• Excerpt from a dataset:
[BEGIN]
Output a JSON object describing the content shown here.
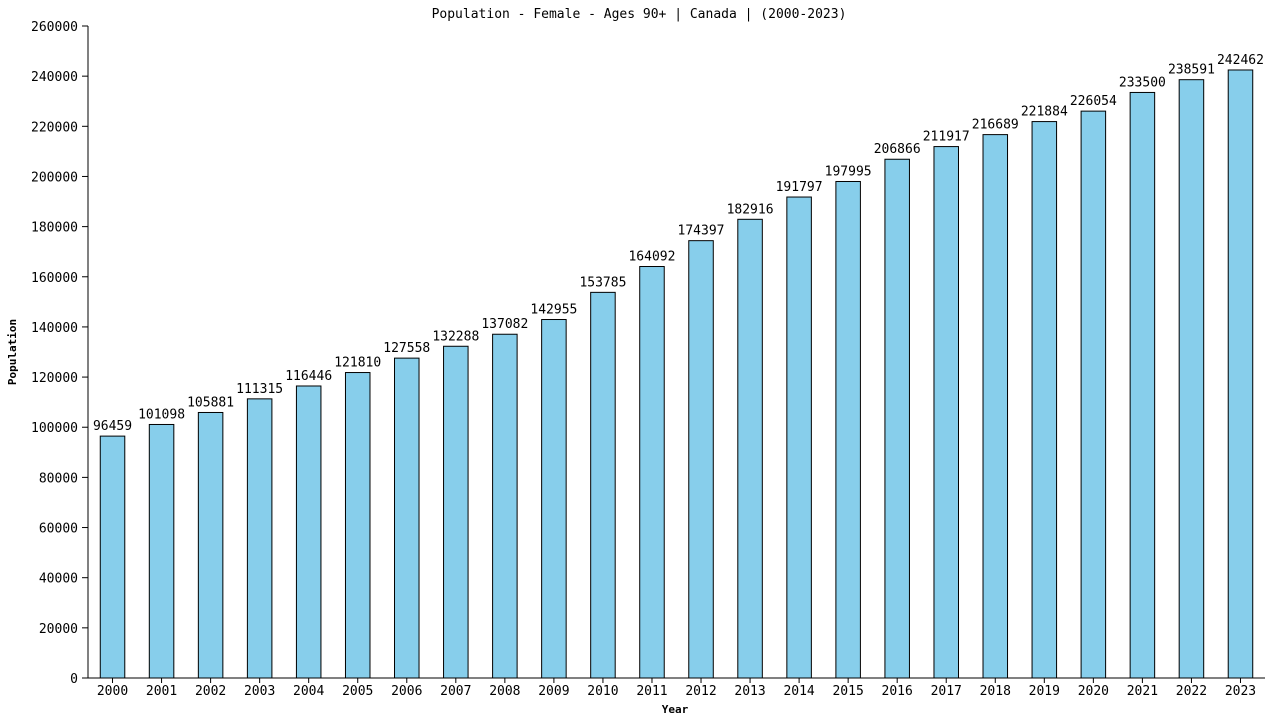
{
  "chart_data": {
    "type": "bar",
    "title": "Population - Female - Ages 90+ | Canada |  (2000-2023)",
    "xlabel": "Year",
    "ylabel": "Population",
    "ylim": [
      0,
      260000
    ],
    "yticks": [
      0,
      20000,
      40000,
      60000,
      80000,
      100000,
      120000,
      140000,
      160000,
      180000,
      200000,
      220000,
      240000,
      260000
    ],
    "categories": [
      "2000",
      "2001",
      "2002",
      "2003",
      "2004",
      "2005",
      "2006",
      "2007",
      "2008",
      "2009",
      "2010",
      "2011",
      "2012",
      "2013",
      "2014",
      "2015",
      "2016",
      "2017",
      "2018",
      "2019",
      "2020",
      "2021",
      "2022",
      "2023"
    ],
    "values": [
      96459,
      101098,
      105881,
      111315,
      116446,
      121810,
      127558,
      132288,
      137082,
      142955,
      153785,
      164092,
      174397,
      182916,
      191797,
      197995,
      206866,
      211917,
      216689,
      221884,
      226054,
      233500,
      238591,
      242462
    ],
    "bar_color": "#87ceeb",
    "grid": false
  }
}
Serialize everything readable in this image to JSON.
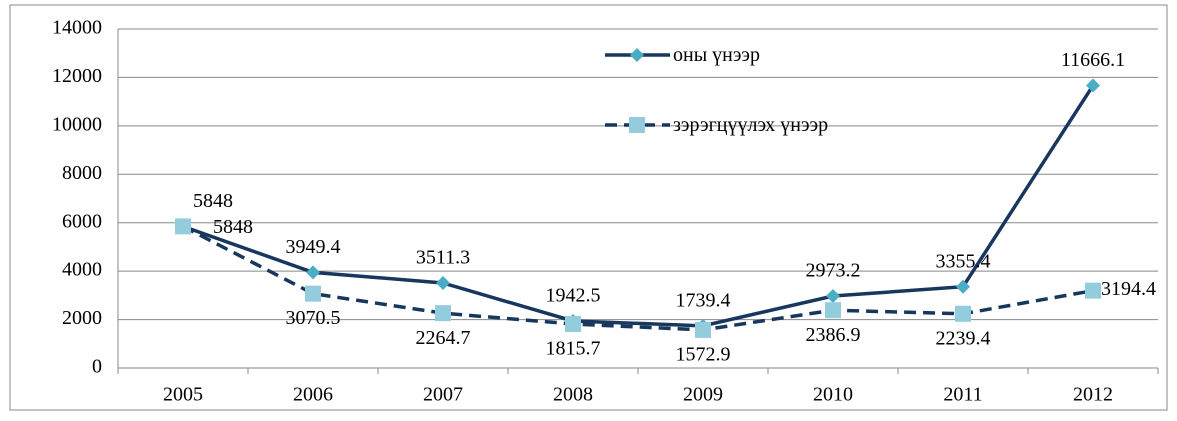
{
  "chart_data": {
    "type": "line",
    "categories": [
      "2005",
      "2006",
      "2007",
      "2008",
      "2009",
      "2010",
      "2011",
      "2012"
    ],
    "series": [
      {
        "name": "оны үнээр",
        "color": "#17375e",
        "marker_color": "#4bacc6",
        "marker": "diamond",
        "dash": false,
        "values": [
          5848,
          3949.4,
          3511.3,
          1942.5,
          1739.4,
          2973.2,
          3355.4,
          11666.1
        ]
      },
      {
        "name": "зэрэгцүүлэх үнээр",
        "color": "#17375e",
        "marker_color": "#93cddd",
        "marker": "square",
        "dash": true,
        "values": [
          5848,
          3070.5,
          2264.7,
          1815.7,
          1572.9,
          2386.9,
          2239.4,
          3194.4
        ]
      }
    ],
    "ylim": [
      0,
      14000
    ],
    "yticks": [
      0,
      2000,
      4000,
      6000,
      8000,
      10000,
      12000,
      14000
    ],
    "grid": true
  }
}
[END]
• EXERCISE INSTRUCTIONS: Output all of the records exactly as they appear above, but not the pictures.

• TASK OUTPUT:
Output a JSON object describing the content shown here.
{
  "chart_data": {
    "type": "bar",
    "title": "Population - Female - Ages 90+ | Canada |  (2000-2023)",
    "xlabel": "Year",
    "ylabel": "Population",
    "ylim": [
      0,
      260000
    ],
    "yticks": [
      0,
      20000,
      40000,
      60000,
      80000,
      100000,
      120000,
      140000,
      160000,
      180000,
      200000,
      220000,
      240000,
      260000
    ],
    "categories": [
      "2000",
      "2001",
      "2002",
      "2003",
      "2004",
      "2005",
      "2006",
      "2007",
      "2008",
      "2009",
      "2010",
      "2011",
      "2012",
      "2013",
      "2014",
      "2015",
      "2016",
      "2017",
      "2018",
      "2019",
      "2020",
      "2021",
      "2022",
      "2023"
    ],
    "values": [
      96459,
      101098,
      105881,
      111315,
      116446,
      121810,
      127558,
      132288,
      137082,
      142955,
      153785,
      164092,
      174397,
      182916,
      191797,
      197995,
      206866,
      211917,
      216689,
      221884,
      226054,
      233500,
      238591,
      242462
    ],
    "bar_color": "#87ceeb",
    "grid": false
  }
}
Serialize everything readable in this image to JSON.
{
  "chart_data": {
    "type": "line",
    "categories": [
      "2005",
      "2006",
      "2007",
      "2008",
      "2009",
      "2010",
      "2011",
      "2012"
    ],
    "series": [
      {
        "name": "оны үнээр",
        "color": "#17375e",
        "marker_color": "#4bacc6",
        "marker": "diamond",
        "dash": false,
        "values": [
          5848,
          3949.4,
          3511.3,
          1942.5,
          1739.4,
          2973.2,
          3355.4,
          11666.1
        ]
      },
      {
        "name": "зэрэгцүүлэх үнээр",
        "color": "#17375e",
        "marker_color": "#93cddd",
        "marker": "square",
        "dash": true,
        "values": [
          5848,
          3070.5,
          2264.7,
          1815.7,
          1572.9,
          2386.9,
          2239.4,
          3194.4
        ]
      }
    ],
    "ylim": [
      0,
      14000
    ],
    "yticks": [
      0,
      2000,
      4000,
      6000,
      8000,
      10000,
      12000,
      14000
    ],
    "grid": true
  }
}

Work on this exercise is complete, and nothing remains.